* Challenge *
Quote the listing below in its entirety.

* Records to use *
---

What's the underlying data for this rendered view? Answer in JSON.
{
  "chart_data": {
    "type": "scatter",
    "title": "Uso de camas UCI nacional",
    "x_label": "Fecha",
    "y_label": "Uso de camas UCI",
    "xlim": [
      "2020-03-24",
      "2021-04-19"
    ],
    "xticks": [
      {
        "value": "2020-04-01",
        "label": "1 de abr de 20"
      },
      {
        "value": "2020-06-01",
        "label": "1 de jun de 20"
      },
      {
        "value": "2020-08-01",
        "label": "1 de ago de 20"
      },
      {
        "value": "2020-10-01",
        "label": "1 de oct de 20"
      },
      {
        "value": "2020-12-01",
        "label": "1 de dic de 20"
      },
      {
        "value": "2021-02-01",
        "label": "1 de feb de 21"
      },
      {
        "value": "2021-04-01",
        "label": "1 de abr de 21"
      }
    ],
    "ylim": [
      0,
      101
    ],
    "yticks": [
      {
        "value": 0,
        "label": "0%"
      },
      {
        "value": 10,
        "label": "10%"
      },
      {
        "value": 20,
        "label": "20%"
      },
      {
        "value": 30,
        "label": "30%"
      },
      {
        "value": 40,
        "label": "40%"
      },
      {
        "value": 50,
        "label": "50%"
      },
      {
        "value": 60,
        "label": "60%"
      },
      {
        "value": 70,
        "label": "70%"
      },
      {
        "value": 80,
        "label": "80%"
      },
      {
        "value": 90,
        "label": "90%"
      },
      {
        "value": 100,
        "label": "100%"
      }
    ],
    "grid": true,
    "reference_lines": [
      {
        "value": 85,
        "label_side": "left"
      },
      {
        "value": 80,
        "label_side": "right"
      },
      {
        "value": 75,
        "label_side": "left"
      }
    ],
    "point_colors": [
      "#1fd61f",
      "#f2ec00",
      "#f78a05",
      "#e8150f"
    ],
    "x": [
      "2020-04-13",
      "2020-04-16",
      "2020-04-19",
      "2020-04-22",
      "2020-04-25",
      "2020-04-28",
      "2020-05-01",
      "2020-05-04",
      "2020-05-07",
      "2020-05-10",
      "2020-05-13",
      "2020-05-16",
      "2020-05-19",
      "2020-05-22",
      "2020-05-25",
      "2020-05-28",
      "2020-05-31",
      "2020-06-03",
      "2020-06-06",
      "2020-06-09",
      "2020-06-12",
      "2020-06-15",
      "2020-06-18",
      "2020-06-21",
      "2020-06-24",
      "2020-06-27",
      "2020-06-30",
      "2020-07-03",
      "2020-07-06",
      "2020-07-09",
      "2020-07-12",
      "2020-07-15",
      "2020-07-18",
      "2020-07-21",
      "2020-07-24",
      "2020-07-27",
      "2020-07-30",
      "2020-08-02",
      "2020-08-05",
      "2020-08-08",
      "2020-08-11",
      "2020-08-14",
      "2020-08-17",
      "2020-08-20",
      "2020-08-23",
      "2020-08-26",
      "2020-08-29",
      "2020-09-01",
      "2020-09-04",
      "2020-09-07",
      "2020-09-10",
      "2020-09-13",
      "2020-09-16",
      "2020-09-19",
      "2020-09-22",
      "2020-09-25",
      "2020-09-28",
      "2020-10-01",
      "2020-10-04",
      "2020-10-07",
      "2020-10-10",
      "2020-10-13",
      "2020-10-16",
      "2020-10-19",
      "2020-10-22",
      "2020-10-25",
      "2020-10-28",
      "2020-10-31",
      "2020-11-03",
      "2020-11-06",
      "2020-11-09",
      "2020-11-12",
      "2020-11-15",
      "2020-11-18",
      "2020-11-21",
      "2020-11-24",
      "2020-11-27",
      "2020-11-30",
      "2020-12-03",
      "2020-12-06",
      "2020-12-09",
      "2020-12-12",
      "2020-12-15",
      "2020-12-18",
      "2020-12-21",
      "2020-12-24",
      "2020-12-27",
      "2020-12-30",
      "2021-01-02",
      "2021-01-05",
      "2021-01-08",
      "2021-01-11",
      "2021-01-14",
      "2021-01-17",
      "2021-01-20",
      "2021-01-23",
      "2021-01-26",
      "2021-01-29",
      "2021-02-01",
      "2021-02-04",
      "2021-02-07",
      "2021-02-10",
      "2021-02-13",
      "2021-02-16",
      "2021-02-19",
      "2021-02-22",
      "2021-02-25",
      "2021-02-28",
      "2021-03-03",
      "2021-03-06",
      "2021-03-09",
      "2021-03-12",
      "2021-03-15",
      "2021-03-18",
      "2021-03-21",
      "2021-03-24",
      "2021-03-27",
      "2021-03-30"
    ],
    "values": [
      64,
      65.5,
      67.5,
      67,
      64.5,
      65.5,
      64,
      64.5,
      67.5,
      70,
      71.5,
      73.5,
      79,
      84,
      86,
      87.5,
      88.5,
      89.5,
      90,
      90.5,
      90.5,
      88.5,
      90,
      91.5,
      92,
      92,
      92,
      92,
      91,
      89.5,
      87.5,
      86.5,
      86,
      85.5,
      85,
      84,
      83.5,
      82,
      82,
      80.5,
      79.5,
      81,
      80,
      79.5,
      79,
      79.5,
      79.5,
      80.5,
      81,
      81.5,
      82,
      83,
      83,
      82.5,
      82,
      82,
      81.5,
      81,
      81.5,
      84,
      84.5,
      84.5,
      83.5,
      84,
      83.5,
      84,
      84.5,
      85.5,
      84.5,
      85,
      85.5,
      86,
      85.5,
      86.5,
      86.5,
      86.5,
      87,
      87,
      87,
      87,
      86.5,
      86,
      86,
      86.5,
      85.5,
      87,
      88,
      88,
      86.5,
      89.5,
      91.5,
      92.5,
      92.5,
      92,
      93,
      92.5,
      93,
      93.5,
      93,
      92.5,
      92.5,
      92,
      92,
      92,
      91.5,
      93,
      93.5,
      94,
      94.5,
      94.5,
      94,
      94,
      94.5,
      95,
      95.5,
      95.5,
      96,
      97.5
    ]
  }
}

---

* Completed task *
What's the underlying data for this rendered view? Answer in JSON.
{
  "chart_data": {
    "type": "scatter",
    "title": "Uso de camas UCI nacional",
    "x_label": "Fecha",
    "y_label": "Uso de camas UCI",
    "xlim": [
      "2020-03-24",
      "2021-04-19"
    ],
    "xticks": [
      {
        "value": "2020-04-01",
        "label": "1 de abr de 20"
      },
      {
        "value": "2020-06-01",
        "label": "1 de jun de 20"
      },
      {
        "value": "2020-08-01",
        "label": "1 de ago de 20"
      },
      {
        "value": "2020-10-01",
        "label": "1 de oct de 20"
      },
      {
        "value": "2020-12-01",
        "label": "1 de dic de 20"
      },
      {
        "value": "2021-02-01",
        "label": "1 de feb de 21"
      },
      {
        "value": "2021-04-01",
        "label": "1 de abr de 21"
      }
    ],
    "ylim": [
      0,
      101
    ],
    "yticks": [
      {
        "value": 0,
        "label": "0%"
      },
      {
        "value": 10,
        "label": "10%"
      },
      {
        "value": 20,
        "label": "20%"
      },
      {
        "value": 30,
        "label": "30%"
      },
      {
        "value": 40,
        "label": "40%"
      },
      {
        "value": 50,
        "label": "50%"
      },
      {
        "value": 60,
        "label": "60%"
      },
      {
        "value": 70,
        "label": "70%"
      },
      {
        "value": 80,
        "label": "80%"
      },
      {
        "value": 90,
        "label": "90%"
      },
      {
        "value": 100,
        "label": "100%"
      }
    ],
    "grid": true,
    "reference_lines": [
      {
        "value": 85,
        "label_side": "left"
      },
      {
        "value": 80,
        "label_side": "right"
      },
      {
        "value": 75,
        "label_side": "left"
      }
    ],
    "point_colors": [
      "#1fd61f",
      "#f2ec00",
      "#f78a05",
      "#e8150f"
    ],
    "x": [
      "2020-04-13",
      "2020-04-16",
      "2020-04-19",
      "2020-04-22",
      "2020-04-25",
      "2020-04-28",
      "2020-05-01",
      "2020-05-04",
      "2020-05-07",
      "2020-05-10",
      "2020-05-13",
      "2020-05-16",
      "2020-05-19",
      "2020-05-22",
      "2020-05-25",
      "2020-05-28",
      "2020-05-31",
      "2020-06-03",
      "2020-06-06",
      "2020-06-09",
      "2020-06-12",
      "2020-06-15",
      "2020-06-18",
      "2020-06-21",
      "2020-06-24",
      "2020-06-27",
      "2020-06-30",
      "2020-07-03",
      "2020-07-06",
      "2020-07-09",
      "2020-07-12",
      "2020-07-15",
      "2020-07-18",
      "2020-07-21",
      "2020-07-24",
      "2020-07-27",
      "2020-07-30",
      "2020-08-02",
      "2020-08-05",
      "2020-08-08",
      "2020-08-11",
      "2020-08-14",
      "2020-08-17",
      "2020-08-20",
      "2020-08-23",
      "2020-08-26",
      "2020-08-29",
      "2020-09-01",
      "2020-09-04",
      "2020-09-07",
      "2020-09-10",
      "2020-09-13",
      "2020-09-16",
      "2020-09-19",
      "2020-09-22",
      "2020-09-25",
      "2020-09-28",
      "2020-10-01",
      "2020-10-04",
      "2020-10-07",
      "2020-10-10",
      "2020-10-13",
      "2020-10-16",
      "2020-10-19",
      "2020-10-22",
      "2020-10-25",
      "2020-10-28",
      "2020-10-31",
      "2020-11-03",
      "2020-11-06",
      "2020-11-09",
      "2020-11-12",
      "2020-11-15",
      "2020-11-18",
      "2020-11-21",
      "2020-11-24",
      "2020-11-27",
      "2020-11-30",
      "2020-12-03",
      "2020-12-06",
      "2020-12-09",
      "2020-12-12",
      "2020-12-15",
      "2020-12-18",
      "2020-12-21",
      "2020-12-24",
      "2020-12-27",
      "2020-12-30",
      "2021-01-02",
      "2021-01-05",
      "2021-01-08",
      "2021-01-11",
      "2021-01-14",
      "2021-01-17",
      "2021-01-20",
      "2021-01-23",
      "2021-01-26",
      "2021-01-29",
      "2021-02-01",
      "2021-02-04",
      "2021-02-07",
      "2021-02-10",
      "2021-02-13",
      "2021-02-16",
      "2021-02-19",
      "2021-02-22",
      "2021-02-25",
      "2021-02-28",
      "2021-03-03",
      "2021-03-06",
      "2021-03-09",
      "2021-03-12",
      "2021-03-15",
      "2021-03-18",
      "2021-03-21",
      "2021-03-24",
      "2021-03-27",
      "2021-03-30"
    ],
    "values": [
      64,
      65.5,
      67.5,
      67,
      64.5,
      65.5,
      64,
      64.5,
      67.5,
      70,
      71.5,
      73.5,
      79,
      84,
      86,
      87.5,
      88.5,
      89.5,
      90,
      90.5,
      90.5,
      88.5,
      90,
      91.5,
      92,
      92,
      92,
      92,
      91,
      89.5,
      87.5,
      86.5,
      86,
      85.5,
      85,
      84,
      83.5,
      82,
      82,
      80.5,
      79.5,
      81,
      80,
      79.5,
      79,
      79.5,
      79.5,
      80.5,
      81,
      81.5,
      82,
      83,
      83,
      82.5,
      82,
      82,
      81.5,
      81,
      81.5,
      84,
      84.5,
      84.5,
      83.5,
      84,
      83.5,
      84,
      84.5,
      85.5,
      84.5,
      85,
      85.5,
      86,
      85.5,
      86.5,
      86.5,
      86.5,
      87,
      87,
      87,
      87,
      86.5,
      86,
      86,
      86.5,
      85.5,
      87,
      88,
      88,
      86.5,
      89.5,
      91.5,
      92.5,
      92.5,
      92,
      93,
      92.5,
      93,
      93.5,
      93,
      92.5,
      92.5,
      92,
      92,
      92,
      91.5,
      93,
      93.5,
      94,
      94.5,
      94.5,
      94,
      94,
      94.5,
      95,
      95.5,
      95.5,
      96,
      97.5
    ]
  }
}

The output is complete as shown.